**TASK PROMPT:**
Every line that includes the word "name" is to be listed.

■ ■ ■ ■ ■ ■ ■

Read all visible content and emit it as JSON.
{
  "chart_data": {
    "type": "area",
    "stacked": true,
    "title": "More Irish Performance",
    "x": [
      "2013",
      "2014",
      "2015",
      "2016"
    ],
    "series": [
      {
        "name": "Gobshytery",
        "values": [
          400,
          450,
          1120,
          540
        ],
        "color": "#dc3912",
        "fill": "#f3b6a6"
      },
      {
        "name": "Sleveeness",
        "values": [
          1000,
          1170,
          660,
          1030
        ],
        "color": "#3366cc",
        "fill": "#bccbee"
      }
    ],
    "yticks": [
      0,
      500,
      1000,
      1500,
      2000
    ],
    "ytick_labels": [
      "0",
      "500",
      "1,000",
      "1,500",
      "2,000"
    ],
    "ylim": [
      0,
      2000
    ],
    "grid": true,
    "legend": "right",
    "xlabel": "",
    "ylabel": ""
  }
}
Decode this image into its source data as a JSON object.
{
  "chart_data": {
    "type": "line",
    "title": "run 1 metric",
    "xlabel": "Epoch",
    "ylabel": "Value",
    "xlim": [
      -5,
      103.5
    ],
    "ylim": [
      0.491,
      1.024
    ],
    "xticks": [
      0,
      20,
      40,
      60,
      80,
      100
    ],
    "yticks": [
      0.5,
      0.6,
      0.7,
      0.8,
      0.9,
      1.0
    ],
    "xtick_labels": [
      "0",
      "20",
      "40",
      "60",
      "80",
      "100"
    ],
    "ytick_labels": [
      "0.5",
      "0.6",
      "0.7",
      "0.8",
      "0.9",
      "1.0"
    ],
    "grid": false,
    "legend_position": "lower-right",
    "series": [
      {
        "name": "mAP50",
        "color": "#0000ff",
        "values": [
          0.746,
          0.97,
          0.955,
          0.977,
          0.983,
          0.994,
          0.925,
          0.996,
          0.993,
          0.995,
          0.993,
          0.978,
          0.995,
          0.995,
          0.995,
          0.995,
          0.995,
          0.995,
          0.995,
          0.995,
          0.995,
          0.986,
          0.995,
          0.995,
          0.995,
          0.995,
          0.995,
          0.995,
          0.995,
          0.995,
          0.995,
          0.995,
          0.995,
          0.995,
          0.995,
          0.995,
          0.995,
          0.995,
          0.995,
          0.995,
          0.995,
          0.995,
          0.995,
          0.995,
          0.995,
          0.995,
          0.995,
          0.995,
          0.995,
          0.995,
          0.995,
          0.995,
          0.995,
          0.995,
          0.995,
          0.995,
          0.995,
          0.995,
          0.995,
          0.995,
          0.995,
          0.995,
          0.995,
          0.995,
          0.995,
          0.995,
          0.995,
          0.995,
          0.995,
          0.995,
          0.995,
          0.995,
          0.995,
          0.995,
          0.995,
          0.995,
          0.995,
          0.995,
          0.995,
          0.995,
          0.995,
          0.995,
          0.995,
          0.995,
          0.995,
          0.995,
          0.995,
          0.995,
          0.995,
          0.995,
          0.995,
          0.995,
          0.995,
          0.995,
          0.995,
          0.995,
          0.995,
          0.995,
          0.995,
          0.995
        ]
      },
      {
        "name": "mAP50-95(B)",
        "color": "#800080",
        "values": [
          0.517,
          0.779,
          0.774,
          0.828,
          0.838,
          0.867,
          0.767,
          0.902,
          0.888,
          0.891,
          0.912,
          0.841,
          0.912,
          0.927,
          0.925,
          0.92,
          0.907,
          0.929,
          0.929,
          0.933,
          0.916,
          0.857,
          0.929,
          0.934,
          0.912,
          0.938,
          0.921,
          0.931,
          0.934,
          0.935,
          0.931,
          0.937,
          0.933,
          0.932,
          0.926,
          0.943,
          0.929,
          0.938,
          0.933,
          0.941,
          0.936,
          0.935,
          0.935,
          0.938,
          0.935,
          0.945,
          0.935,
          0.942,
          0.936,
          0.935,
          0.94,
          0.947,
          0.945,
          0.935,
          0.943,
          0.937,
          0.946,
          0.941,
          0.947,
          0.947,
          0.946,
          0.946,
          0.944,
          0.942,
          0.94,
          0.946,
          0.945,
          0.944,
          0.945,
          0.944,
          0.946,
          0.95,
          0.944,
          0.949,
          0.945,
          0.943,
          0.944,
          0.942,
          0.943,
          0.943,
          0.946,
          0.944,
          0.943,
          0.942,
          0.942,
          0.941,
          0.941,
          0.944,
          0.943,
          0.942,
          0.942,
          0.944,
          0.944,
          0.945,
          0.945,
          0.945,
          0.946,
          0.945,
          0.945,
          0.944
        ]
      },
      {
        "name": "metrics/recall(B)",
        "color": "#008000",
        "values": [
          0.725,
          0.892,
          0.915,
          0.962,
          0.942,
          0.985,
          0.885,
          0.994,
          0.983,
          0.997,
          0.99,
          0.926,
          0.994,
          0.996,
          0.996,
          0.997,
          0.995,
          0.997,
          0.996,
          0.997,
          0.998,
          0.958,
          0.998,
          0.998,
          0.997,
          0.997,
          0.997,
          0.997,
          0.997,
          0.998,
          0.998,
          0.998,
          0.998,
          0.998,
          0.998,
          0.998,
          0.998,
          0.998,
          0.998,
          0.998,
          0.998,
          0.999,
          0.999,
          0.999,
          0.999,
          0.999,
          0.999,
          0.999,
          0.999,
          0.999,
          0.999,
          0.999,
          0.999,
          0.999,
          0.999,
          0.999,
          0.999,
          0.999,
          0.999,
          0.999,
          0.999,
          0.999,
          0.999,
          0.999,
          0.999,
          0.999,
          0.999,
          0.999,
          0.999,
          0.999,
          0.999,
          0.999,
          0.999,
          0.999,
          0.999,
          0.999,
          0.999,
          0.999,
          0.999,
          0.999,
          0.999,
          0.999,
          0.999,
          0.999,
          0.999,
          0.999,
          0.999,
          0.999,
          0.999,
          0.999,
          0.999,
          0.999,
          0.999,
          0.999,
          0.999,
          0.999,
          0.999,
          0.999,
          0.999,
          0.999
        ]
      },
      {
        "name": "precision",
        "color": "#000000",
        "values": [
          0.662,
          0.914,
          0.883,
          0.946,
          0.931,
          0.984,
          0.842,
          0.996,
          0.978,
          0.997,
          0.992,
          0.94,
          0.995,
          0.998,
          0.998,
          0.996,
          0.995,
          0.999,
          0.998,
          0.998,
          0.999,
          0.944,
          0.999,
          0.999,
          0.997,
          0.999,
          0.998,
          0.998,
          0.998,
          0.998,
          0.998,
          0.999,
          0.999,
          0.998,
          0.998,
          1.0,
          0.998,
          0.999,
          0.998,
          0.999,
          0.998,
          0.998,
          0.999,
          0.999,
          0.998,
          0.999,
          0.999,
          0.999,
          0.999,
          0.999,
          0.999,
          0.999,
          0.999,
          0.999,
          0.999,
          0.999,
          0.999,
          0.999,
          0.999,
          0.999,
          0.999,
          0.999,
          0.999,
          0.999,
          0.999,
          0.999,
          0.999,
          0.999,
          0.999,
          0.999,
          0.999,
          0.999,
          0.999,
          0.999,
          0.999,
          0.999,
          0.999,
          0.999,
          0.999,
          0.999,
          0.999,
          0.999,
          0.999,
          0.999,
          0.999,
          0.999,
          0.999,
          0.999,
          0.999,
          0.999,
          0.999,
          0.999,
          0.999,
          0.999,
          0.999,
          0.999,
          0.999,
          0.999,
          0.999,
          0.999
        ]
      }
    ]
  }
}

■ ■ ■ ■ ■ ■ ■

**ANSWER TO THE TASK:**
        "name": "Gobshytery",
        "name": "Sleveeness",
        "name": "mAP50",
        "name": "mAP50-95(B)",
        "name": "metrics/recall(B)",
        "name": "precision",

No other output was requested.